* To do
Copy out each line of the material below that holds the string "What".

* Data records

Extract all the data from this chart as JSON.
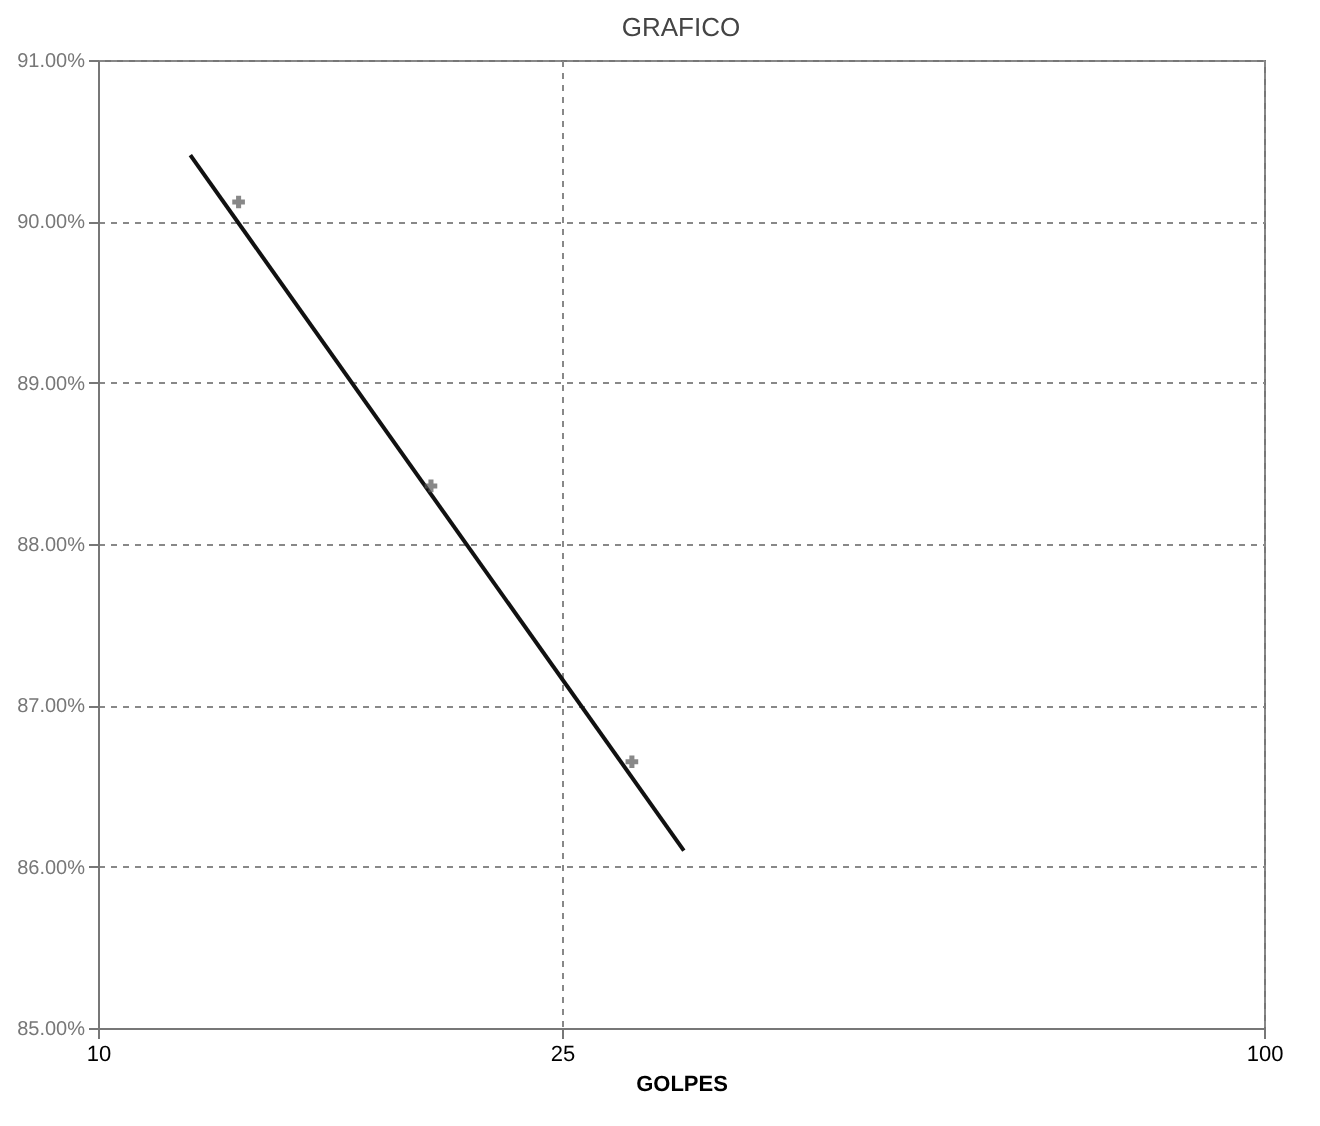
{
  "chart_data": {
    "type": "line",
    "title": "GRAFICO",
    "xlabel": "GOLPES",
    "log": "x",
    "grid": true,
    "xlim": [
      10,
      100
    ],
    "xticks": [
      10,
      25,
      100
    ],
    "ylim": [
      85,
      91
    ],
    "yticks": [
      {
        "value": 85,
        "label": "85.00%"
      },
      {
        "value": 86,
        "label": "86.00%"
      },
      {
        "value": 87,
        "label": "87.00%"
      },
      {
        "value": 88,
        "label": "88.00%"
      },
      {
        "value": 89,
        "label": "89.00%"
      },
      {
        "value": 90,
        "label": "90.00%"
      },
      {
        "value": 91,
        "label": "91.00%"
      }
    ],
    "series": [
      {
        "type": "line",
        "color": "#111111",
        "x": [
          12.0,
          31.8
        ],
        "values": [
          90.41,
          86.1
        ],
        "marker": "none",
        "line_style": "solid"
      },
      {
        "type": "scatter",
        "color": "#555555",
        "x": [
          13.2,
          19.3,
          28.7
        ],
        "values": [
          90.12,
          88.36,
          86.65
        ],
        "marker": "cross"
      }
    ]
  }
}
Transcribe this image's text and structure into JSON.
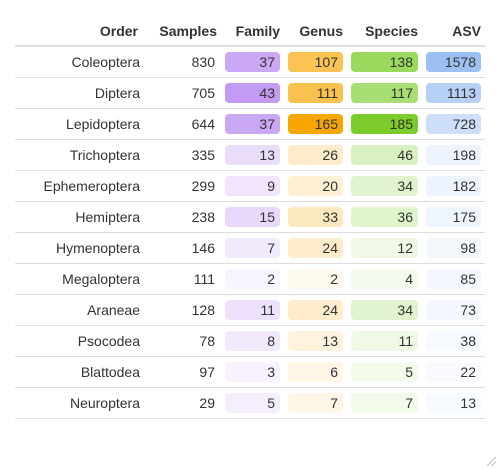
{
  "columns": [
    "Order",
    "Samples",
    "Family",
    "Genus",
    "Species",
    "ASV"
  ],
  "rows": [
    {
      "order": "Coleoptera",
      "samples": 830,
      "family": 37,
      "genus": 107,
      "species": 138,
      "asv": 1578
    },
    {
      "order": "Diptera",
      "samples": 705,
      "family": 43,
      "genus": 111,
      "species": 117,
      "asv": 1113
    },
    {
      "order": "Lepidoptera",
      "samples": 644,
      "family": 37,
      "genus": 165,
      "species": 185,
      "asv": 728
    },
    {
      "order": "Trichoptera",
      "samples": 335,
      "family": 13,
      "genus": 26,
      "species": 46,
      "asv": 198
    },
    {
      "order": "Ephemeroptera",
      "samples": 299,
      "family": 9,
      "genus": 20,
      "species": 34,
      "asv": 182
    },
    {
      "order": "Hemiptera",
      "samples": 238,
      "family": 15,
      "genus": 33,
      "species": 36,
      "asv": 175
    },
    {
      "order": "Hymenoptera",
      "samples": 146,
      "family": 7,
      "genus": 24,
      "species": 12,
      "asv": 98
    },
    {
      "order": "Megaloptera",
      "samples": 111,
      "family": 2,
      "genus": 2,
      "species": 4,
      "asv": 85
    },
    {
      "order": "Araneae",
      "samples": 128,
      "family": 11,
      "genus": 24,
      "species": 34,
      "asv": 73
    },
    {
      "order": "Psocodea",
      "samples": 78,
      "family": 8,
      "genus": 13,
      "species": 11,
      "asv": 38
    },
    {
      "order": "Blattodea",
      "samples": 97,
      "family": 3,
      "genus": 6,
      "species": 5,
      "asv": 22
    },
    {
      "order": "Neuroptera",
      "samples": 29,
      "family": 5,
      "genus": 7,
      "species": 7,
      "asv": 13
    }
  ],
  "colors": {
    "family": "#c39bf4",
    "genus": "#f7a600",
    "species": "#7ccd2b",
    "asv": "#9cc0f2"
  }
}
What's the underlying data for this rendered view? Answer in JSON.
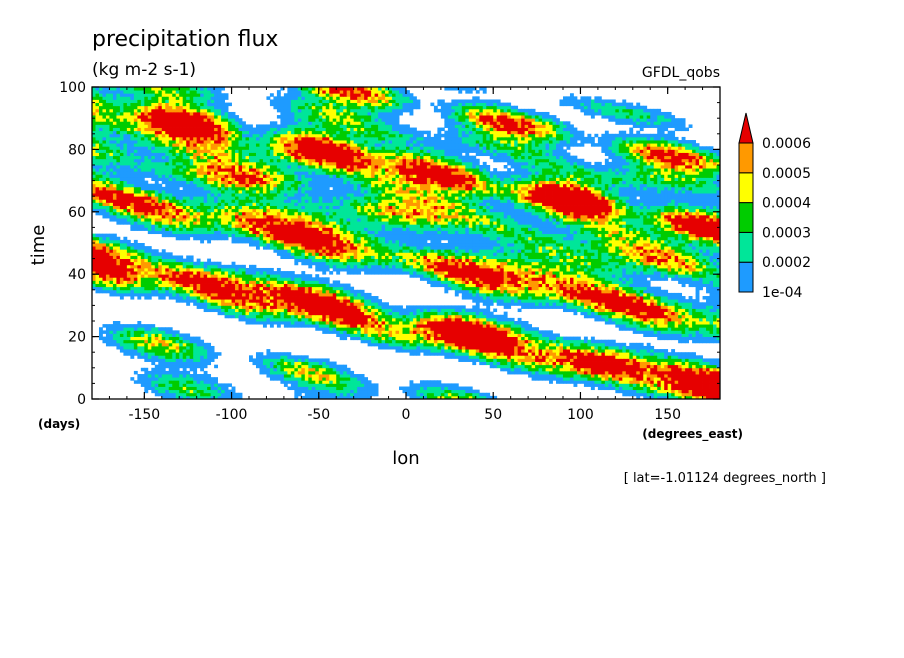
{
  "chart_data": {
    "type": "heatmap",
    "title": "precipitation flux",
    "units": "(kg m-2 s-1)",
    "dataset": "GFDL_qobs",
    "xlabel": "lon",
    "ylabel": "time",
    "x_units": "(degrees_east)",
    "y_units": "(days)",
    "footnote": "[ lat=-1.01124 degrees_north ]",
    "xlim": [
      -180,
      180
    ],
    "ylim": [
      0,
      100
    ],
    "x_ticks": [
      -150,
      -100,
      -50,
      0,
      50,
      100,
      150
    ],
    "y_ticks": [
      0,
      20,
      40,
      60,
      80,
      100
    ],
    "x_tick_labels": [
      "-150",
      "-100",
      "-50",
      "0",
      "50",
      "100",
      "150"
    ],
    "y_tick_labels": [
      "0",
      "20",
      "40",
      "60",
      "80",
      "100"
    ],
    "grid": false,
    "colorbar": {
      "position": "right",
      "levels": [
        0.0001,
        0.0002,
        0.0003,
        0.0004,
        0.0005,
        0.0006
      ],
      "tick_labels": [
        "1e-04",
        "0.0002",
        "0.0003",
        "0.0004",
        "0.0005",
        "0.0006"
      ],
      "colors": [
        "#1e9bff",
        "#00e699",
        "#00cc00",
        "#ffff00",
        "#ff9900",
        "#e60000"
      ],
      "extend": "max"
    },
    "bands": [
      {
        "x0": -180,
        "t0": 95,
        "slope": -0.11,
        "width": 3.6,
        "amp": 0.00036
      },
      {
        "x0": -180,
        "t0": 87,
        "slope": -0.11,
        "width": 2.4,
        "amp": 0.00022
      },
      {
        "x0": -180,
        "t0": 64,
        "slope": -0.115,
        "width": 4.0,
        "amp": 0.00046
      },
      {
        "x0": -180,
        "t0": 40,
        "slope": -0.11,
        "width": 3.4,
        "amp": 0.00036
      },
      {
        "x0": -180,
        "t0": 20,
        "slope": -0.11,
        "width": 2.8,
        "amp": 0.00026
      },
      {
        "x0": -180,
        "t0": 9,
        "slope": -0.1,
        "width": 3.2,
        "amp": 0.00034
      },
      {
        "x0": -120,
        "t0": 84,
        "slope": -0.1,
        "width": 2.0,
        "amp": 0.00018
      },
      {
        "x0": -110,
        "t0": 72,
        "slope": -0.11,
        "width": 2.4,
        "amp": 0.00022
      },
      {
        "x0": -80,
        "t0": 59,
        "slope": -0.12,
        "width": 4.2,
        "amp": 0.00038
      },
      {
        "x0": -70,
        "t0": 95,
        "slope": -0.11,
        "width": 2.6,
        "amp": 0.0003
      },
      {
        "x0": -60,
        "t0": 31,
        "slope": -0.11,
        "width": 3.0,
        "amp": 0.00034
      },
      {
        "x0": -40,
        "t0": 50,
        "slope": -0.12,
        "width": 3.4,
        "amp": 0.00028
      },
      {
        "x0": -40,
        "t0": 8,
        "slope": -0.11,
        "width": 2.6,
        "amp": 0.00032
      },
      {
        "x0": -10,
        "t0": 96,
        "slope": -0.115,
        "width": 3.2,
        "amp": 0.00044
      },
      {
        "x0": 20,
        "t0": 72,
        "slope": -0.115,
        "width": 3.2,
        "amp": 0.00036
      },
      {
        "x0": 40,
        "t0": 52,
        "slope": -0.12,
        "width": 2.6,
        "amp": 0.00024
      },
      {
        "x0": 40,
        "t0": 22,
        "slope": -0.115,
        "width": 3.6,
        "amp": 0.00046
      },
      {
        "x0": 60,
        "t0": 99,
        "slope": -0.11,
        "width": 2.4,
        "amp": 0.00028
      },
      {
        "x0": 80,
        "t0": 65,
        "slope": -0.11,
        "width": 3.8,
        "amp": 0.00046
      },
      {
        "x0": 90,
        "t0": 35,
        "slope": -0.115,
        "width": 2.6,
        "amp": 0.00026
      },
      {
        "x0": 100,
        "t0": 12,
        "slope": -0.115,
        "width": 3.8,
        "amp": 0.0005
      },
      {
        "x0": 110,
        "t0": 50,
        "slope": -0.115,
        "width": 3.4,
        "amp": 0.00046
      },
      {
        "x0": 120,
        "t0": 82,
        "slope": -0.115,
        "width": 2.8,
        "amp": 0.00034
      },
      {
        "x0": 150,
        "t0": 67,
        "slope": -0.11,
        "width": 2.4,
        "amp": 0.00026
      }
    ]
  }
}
--
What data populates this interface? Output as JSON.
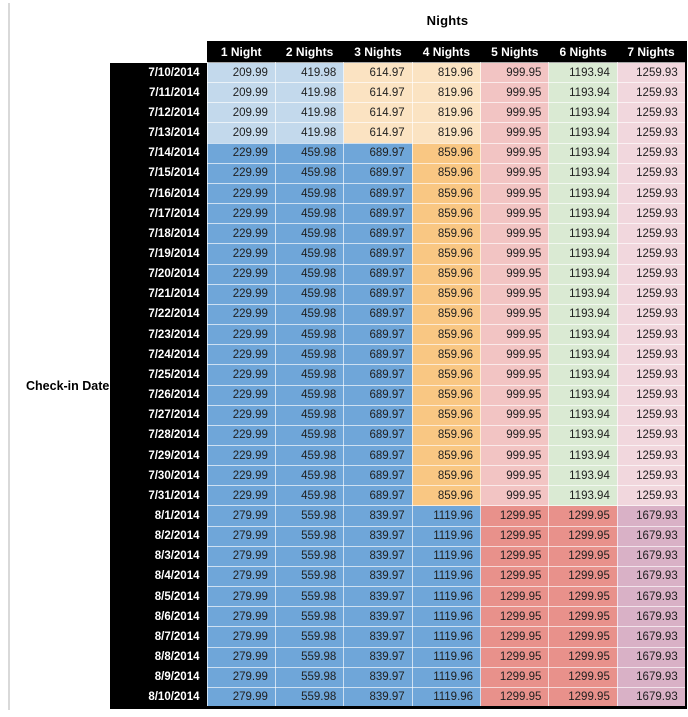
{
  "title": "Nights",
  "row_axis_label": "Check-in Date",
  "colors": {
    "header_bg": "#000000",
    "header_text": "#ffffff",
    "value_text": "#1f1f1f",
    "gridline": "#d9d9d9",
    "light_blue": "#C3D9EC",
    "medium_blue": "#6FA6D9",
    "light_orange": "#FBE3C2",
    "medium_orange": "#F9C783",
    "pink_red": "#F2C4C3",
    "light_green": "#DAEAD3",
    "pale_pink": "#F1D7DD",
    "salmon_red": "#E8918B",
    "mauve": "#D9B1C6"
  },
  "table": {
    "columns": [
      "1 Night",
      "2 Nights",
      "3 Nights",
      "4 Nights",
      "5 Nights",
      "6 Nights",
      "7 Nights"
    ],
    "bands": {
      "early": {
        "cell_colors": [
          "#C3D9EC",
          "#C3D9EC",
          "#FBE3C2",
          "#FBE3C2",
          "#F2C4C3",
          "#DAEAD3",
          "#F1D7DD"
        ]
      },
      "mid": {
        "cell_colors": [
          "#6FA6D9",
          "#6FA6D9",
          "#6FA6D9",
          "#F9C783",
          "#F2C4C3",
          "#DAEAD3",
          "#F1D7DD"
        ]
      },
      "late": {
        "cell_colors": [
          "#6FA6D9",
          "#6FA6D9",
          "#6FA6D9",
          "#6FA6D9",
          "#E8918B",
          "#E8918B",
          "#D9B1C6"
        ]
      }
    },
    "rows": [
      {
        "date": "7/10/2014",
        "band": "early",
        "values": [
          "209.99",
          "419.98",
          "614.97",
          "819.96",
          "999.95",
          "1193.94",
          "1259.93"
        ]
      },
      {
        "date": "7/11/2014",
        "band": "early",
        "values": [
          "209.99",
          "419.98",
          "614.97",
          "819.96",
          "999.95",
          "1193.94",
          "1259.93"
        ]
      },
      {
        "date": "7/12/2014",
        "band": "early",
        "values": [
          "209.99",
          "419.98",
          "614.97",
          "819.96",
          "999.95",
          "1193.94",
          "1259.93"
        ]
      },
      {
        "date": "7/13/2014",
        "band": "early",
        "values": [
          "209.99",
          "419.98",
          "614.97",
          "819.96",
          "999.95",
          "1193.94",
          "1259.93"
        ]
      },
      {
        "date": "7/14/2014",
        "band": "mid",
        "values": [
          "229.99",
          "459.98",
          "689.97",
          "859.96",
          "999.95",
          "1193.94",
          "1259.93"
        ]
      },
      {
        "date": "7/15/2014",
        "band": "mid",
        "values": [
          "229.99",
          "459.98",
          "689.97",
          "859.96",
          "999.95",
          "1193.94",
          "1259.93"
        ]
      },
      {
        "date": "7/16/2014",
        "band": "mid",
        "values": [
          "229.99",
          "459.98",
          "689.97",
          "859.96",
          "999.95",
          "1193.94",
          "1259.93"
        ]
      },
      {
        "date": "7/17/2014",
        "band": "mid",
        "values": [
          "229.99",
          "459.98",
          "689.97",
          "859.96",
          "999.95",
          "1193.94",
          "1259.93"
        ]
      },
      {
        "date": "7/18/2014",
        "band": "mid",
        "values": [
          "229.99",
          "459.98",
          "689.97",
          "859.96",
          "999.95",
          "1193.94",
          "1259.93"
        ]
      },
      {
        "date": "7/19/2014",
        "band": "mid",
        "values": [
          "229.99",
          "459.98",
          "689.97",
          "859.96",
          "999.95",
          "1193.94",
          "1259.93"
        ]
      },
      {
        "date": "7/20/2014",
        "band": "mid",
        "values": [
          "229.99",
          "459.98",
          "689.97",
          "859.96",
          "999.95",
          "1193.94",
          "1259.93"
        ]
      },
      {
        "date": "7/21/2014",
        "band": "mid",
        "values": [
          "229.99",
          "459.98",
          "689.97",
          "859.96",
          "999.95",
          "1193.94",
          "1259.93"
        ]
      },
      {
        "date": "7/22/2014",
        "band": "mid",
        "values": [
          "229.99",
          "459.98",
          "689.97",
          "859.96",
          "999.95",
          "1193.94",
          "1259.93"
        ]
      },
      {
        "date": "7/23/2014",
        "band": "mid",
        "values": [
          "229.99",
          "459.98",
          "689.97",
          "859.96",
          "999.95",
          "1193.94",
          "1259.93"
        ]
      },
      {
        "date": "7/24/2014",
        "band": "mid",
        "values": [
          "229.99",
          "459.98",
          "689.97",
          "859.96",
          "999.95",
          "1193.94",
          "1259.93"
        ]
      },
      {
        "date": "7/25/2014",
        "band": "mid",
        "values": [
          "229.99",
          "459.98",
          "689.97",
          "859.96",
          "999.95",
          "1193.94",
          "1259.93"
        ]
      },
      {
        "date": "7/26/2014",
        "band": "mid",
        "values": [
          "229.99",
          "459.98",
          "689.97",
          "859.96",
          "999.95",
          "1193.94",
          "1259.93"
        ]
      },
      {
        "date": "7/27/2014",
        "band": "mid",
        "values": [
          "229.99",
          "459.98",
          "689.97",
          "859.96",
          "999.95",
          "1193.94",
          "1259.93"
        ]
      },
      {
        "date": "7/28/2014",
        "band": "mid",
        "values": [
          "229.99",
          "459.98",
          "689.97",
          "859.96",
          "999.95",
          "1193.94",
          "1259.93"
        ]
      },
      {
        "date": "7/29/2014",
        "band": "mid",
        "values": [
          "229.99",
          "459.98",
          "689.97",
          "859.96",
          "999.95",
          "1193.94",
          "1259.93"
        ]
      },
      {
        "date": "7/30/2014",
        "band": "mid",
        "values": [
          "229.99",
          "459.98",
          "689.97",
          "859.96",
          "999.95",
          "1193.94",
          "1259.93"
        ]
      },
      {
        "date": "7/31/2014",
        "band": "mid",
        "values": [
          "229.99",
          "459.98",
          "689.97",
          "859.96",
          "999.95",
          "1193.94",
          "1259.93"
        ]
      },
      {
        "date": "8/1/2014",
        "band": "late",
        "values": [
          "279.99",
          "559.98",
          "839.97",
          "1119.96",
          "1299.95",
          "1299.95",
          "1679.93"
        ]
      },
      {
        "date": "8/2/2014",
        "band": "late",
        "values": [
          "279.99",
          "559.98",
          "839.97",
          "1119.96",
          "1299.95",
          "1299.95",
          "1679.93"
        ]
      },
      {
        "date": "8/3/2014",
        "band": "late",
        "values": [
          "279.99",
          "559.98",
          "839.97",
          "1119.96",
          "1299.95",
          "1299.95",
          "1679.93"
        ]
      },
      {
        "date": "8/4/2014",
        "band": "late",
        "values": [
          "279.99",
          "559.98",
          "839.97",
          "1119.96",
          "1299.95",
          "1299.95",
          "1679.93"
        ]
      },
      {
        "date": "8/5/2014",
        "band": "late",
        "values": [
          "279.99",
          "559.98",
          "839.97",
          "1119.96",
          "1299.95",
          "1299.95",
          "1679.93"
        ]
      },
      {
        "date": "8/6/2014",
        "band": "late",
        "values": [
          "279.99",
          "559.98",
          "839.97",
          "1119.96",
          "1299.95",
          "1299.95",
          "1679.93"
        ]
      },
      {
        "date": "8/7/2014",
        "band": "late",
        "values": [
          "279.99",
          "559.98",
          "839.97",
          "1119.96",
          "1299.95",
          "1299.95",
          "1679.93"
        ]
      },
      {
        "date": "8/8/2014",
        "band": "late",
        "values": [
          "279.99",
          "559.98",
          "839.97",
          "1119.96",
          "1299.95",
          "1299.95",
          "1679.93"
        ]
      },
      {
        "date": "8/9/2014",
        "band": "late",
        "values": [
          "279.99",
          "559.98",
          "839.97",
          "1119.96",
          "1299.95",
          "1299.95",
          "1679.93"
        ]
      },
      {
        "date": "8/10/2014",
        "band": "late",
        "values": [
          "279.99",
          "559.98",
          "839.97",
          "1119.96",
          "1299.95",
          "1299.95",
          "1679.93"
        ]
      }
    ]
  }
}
==
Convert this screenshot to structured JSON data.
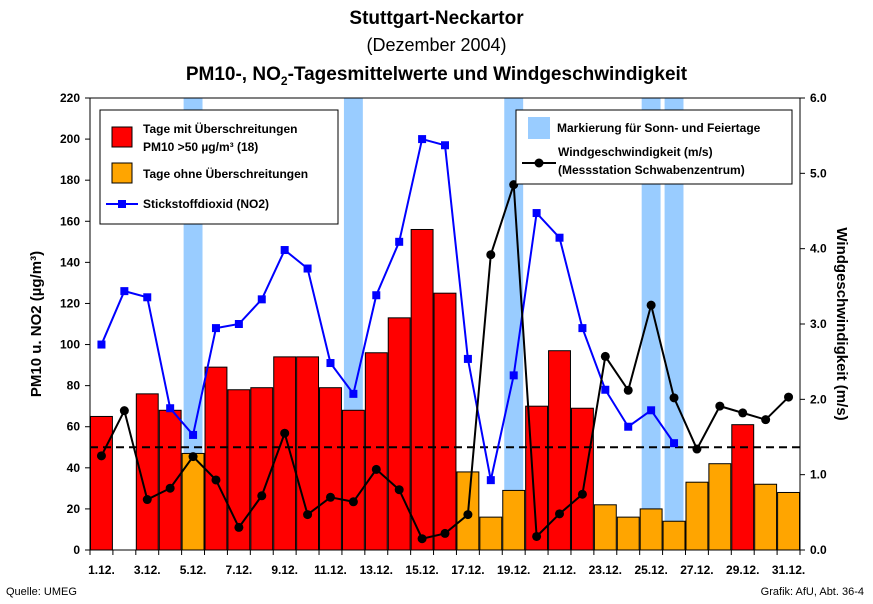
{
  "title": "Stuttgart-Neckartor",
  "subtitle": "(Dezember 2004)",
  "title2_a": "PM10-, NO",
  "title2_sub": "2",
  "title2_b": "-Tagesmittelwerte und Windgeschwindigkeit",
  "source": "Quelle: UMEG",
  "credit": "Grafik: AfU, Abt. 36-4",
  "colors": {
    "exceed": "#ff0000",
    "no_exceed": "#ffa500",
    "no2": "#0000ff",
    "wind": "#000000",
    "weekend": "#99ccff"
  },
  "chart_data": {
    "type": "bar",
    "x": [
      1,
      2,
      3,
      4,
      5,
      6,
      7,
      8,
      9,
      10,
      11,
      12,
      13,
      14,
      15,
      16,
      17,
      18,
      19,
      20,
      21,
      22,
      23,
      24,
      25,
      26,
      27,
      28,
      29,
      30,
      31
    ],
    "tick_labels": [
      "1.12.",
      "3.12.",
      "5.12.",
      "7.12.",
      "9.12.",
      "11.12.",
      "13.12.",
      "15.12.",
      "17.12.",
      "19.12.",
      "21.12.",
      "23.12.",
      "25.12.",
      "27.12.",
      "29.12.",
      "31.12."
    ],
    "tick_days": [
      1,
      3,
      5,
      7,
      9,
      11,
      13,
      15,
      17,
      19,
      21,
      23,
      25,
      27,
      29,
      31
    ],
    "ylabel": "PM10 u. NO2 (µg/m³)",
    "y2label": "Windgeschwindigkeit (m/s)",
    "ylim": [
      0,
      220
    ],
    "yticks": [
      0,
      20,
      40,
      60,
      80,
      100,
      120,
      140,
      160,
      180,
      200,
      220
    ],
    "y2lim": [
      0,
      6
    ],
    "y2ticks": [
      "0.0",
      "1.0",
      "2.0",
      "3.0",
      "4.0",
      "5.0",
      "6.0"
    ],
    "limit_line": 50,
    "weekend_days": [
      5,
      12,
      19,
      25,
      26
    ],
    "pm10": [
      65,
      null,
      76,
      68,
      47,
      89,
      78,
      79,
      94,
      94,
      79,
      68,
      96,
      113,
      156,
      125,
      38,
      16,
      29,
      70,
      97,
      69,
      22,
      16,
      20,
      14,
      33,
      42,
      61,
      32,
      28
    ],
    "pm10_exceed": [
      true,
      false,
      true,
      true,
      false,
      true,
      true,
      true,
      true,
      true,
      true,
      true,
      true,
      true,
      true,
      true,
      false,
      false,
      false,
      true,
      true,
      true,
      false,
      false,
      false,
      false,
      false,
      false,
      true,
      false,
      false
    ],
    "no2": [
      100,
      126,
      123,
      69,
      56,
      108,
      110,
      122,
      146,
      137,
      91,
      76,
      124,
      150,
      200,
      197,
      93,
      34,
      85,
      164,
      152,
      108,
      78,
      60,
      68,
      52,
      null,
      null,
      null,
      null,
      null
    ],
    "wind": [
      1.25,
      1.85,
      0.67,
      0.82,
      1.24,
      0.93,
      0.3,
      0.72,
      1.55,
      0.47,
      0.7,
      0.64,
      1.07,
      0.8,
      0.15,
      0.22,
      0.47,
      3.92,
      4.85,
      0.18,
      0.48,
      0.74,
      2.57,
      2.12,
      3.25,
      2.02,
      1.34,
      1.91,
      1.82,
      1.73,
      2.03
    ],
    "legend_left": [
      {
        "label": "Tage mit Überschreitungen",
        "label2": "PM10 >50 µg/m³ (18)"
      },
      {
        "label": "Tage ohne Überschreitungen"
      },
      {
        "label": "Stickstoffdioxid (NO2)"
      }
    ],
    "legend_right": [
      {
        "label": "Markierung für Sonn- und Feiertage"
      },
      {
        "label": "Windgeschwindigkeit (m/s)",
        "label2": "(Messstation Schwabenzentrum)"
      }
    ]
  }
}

* Full answer
What's the underlying data for this rendered view? Answer in JSON.
What data populates this interface? Output as JSON.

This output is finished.